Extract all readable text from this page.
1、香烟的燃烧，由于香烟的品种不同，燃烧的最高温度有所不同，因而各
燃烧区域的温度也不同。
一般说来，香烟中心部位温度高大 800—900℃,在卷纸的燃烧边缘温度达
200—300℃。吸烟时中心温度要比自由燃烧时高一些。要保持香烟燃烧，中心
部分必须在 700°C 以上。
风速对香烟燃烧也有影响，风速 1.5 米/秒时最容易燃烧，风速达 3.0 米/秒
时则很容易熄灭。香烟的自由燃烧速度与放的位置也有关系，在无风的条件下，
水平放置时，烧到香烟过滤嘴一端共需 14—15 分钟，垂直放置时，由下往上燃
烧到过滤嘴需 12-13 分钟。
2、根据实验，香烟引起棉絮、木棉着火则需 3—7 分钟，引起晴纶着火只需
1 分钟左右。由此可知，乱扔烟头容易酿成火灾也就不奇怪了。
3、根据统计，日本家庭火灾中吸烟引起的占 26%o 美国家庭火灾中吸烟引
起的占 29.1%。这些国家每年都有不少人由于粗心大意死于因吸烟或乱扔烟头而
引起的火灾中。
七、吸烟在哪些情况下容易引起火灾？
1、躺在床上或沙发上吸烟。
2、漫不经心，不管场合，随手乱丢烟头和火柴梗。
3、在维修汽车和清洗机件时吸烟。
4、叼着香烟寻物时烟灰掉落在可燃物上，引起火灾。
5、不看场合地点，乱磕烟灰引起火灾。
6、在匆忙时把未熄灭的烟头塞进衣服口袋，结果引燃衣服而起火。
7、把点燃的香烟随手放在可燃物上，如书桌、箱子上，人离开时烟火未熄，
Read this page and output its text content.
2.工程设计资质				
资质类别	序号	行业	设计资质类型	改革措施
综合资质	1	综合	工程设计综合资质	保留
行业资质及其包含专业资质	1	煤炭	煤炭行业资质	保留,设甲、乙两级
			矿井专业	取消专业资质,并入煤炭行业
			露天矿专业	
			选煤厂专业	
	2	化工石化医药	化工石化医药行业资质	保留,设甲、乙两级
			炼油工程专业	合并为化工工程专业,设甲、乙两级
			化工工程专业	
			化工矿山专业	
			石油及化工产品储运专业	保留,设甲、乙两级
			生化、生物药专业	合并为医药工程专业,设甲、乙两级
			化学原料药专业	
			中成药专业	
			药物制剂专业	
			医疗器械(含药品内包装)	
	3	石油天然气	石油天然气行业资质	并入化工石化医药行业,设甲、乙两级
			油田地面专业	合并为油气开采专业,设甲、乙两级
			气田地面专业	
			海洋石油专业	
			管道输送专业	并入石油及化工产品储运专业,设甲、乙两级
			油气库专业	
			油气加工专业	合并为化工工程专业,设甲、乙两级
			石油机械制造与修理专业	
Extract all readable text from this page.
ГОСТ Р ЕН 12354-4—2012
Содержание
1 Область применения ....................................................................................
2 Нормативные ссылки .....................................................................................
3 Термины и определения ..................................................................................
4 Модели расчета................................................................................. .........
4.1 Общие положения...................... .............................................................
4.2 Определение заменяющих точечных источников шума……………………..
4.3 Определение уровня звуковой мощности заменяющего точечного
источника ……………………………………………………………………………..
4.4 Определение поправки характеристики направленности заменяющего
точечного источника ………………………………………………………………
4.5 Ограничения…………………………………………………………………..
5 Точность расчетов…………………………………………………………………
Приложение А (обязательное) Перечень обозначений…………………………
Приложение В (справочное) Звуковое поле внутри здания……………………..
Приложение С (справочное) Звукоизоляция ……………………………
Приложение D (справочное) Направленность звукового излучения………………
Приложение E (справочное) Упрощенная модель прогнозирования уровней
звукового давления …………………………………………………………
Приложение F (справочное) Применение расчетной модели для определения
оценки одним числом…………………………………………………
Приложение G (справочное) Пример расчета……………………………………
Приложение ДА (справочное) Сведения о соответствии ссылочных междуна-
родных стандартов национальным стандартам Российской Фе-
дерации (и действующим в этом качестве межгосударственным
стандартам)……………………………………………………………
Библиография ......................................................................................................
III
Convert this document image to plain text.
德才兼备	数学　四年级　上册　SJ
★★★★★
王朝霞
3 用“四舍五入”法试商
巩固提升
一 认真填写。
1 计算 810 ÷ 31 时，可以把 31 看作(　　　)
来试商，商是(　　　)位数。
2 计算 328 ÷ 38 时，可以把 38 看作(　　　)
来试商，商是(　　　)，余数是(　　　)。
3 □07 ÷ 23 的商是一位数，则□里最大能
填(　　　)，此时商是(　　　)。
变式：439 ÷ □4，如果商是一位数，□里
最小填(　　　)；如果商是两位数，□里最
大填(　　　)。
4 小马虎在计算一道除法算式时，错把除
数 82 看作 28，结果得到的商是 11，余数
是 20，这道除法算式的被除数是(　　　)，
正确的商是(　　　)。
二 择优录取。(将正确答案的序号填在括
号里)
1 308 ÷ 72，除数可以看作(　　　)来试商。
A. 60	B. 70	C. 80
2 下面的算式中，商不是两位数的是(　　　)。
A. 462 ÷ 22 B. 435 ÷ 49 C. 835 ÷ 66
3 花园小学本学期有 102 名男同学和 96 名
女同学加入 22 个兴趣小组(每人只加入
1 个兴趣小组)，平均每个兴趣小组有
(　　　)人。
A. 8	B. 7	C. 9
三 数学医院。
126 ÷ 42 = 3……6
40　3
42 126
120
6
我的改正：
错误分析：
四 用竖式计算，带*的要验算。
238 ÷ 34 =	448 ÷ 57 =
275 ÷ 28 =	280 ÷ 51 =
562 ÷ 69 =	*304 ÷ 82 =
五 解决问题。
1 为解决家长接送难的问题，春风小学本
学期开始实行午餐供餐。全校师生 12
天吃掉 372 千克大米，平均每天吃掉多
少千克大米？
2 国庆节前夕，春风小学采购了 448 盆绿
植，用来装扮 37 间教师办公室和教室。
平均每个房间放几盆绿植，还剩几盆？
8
........
* WHAT YOU SHOULD DO
Determine the number of lines in the listing that hold the word "this", and supply that number and nothing further.

* THE SOLUTION
4